> **RECORDED DATA**
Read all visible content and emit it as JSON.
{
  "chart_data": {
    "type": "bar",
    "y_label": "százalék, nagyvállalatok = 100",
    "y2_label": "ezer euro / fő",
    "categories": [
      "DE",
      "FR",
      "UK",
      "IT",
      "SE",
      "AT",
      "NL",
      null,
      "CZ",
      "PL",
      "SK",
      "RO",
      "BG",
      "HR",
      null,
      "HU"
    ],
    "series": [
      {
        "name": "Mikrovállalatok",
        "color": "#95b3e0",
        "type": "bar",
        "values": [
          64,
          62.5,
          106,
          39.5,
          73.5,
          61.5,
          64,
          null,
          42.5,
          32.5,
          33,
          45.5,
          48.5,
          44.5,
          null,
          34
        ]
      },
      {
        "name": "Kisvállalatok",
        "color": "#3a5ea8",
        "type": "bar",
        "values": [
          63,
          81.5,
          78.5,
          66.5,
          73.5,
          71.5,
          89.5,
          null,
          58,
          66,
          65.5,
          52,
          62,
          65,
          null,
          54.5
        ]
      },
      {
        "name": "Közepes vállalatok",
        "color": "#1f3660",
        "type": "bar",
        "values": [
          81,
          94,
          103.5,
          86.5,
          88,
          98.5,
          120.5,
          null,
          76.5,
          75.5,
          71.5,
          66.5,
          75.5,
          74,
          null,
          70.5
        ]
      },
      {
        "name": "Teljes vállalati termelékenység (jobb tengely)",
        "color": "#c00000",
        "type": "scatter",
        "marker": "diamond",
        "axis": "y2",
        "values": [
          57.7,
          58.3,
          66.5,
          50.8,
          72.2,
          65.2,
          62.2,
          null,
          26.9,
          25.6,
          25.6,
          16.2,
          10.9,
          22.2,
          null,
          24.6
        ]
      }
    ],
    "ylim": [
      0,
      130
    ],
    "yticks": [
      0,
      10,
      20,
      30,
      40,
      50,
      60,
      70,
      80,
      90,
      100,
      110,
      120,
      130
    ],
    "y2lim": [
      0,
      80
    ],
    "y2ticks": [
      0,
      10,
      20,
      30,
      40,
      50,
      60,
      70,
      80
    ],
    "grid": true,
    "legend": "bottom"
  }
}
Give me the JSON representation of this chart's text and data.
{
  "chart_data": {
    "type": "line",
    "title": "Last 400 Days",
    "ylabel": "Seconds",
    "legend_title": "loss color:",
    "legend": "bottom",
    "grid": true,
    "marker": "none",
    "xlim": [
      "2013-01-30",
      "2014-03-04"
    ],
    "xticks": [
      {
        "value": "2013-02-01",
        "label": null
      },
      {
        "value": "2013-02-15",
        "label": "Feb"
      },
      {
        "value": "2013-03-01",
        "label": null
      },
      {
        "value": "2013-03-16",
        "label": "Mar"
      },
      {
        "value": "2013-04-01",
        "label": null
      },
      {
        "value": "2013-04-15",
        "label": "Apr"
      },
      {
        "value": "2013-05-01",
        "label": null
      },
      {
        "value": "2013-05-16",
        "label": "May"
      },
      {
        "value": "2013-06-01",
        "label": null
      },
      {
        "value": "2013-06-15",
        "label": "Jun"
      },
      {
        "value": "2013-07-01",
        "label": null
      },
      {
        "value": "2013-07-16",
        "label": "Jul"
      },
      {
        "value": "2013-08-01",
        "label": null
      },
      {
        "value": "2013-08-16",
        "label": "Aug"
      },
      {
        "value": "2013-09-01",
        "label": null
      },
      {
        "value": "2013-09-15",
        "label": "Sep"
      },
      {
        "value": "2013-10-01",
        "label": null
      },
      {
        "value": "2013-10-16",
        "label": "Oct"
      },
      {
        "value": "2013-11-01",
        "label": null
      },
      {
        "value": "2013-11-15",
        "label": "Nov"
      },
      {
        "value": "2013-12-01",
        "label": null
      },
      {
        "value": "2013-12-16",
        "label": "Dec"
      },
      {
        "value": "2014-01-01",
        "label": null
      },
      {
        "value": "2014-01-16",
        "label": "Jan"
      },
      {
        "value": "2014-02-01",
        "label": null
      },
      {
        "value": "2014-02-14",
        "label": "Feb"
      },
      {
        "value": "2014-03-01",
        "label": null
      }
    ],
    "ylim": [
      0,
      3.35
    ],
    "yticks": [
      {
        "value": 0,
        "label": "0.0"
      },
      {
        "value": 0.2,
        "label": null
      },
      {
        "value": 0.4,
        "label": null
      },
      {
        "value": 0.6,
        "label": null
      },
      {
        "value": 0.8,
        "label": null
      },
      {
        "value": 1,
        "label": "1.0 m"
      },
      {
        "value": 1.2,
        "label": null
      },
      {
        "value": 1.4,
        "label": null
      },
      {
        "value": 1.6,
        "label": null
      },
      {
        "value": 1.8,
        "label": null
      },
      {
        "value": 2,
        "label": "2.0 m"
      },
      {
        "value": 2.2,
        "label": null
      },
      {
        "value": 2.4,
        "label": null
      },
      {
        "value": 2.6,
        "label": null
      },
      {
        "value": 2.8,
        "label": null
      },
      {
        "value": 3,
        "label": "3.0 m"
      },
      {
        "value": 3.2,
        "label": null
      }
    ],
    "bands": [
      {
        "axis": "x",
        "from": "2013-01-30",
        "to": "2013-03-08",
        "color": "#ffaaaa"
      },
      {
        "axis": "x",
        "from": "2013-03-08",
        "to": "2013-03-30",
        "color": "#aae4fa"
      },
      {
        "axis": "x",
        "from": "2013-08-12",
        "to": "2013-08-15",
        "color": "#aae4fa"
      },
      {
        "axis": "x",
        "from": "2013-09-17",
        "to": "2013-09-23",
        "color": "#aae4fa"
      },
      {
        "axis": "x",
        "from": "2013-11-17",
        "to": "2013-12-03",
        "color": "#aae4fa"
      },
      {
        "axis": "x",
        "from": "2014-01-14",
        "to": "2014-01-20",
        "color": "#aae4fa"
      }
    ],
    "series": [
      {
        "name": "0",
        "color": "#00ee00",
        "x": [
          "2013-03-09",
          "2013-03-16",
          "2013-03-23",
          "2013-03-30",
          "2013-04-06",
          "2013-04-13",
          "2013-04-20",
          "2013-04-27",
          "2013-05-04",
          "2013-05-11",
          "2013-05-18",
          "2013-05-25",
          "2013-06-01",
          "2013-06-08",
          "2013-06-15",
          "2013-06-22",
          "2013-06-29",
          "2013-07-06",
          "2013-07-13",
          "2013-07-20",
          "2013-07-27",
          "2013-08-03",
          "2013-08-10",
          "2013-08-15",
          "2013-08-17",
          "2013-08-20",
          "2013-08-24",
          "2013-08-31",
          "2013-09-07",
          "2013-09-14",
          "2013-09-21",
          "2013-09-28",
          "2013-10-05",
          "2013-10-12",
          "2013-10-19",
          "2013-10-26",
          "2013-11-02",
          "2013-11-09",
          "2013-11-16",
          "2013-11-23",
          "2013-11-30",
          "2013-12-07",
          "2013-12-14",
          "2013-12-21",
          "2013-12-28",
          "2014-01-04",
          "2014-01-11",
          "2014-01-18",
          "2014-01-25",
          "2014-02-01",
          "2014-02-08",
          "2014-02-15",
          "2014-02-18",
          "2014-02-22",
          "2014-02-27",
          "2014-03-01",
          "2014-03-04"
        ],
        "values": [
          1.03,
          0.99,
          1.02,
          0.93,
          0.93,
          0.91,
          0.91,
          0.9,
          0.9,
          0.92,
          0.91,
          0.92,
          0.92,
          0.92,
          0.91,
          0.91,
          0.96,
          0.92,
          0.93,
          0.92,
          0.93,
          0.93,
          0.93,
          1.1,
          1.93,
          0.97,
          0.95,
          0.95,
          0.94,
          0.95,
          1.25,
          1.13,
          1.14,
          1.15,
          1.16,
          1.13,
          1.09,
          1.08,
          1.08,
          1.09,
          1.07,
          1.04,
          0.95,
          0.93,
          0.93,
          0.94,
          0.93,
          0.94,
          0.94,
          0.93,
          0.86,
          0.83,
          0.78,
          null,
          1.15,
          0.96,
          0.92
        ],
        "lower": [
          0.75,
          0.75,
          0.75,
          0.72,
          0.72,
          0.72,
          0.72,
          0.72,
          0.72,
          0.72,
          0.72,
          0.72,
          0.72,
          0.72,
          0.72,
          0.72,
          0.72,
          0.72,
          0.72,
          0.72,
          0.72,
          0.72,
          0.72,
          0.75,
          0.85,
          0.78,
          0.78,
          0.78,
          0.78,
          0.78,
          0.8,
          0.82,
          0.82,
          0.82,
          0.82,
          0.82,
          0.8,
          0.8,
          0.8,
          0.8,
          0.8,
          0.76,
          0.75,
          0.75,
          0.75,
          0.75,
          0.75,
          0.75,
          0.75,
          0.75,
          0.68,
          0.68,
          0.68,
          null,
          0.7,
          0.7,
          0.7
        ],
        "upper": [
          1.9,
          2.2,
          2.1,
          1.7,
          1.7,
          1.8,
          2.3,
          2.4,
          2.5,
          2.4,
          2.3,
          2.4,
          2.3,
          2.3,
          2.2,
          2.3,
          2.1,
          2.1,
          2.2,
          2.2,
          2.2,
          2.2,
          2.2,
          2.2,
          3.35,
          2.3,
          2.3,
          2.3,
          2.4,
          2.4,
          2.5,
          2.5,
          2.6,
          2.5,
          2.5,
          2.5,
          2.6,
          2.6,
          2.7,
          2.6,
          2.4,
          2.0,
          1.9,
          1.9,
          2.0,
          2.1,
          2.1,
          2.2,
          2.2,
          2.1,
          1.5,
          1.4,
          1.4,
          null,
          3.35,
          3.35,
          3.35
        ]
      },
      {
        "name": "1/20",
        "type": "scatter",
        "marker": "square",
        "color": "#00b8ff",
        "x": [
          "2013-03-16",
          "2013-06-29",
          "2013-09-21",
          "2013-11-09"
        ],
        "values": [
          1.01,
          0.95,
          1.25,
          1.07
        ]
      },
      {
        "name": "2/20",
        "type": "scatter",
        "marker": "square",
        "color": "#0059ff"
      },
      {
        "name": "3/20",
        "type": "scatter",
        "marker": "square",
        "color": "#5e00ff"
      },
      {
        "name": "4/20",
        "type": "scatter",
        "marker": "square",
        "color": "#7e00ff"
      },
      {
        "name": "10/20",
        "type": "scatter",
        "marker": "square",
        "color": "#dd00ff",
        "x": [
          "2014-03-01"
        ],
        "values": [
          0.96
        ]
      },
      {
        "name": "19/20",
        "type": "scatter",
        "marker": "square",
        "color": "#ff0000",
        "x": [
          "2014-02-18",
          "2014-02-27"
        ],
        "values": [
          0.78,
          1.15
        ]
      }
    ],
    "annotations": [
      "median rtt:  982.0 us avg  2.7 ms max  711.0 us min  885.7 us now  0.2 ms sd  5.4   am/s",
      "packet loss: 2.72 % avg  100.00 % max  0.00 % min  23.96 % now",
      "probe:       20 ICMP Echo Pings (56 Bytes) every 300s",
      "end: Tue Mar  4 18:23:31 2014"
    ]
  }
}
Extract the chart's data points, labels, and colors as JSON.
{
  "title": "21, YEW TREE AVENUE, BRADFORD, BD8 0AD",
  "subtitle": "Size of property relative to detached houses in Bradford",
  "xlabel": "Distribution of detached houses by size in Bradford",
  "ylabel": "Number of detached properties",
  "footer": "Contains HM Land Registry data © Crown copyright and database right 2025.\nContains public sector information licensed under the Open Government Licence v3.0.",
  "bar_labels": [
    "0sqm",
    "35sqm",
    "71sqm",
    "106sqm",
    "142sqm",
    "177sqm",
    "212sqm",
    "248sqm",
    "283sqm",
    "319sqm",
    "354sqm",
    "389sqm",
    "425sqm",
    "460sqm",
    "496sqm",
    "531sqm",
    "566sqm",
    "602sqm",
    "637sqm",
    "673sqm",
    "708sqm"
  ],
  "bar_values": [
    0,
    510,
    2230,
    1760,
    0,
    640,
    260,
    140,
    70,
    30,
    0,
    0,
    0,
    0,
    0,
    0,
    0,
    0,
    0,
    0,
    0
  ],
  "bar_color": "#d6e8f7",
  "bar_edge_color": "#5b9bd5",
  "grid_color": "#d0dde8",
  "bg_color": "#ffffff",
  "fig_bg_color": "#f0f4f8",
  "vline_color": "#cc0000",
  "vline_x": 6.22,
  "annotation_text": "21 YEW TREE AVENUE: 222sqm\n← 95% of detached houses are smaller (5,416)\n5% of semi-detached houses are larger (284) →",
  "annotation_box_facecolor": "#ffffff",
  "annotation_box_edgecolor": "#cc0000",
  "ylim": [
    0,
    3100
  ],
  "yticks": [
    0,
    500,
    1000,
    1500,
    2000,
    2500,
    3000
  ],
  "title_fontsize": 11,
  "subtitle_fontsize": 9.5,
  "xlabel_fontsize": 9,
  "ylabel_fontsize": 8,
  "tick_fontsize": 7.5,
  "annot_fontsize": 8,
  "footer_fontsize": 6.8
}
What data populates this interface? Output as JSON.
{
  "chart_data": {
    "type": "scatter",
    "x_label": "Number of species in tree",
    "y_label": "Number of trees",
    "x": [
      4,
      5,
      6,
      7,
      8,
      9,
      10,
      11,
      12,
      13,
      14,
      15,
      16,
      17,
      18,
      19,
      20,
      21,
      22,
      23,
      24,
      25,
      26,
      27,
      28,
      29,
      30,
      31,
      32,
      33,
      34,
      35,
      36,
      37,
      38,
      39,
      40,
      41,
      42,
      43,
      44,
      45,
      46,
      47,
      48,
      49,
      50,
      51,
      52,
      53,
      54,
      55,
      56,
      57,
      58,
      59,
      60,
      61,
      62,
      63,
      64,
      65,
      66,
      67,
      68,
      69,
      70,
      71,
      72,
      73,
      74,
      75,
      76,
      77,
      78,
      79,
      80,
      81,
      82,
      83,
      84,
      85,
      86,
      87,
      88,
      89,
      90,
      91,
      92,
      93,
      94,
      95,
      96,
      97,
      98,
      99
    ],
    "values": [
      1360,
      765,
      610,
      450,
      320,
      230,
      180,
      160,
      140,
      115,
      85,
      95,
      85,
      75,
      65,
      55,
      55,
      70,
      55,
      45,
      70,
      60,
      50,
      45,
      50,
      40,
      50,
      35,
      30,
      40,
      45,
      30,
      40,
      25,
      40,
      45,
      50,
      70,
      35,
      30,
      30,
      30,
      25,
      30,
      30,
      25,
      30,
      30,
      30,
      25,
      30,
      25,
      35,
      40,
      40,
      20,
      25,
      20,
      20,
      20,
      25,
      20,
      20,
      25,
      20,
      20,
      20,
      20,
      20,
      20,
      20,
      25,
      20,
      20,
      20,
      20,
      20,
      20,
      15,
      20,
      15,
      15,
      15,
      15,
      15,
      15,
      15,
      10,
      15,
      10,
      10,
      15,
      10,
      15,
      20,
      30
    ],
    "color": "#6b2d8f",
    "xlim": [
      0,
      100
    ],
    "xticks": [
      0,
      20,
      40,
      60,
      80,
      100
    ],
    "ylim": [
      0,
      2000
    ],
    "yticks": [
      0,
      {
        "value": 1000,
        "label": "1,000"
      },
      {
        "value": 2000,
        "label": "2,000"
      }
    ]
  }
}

> **WORK TO DO**
Each line containing "ffffff" counts once; state the total number of such lines and nothing else.

> **WRITTEN ANSWER**
2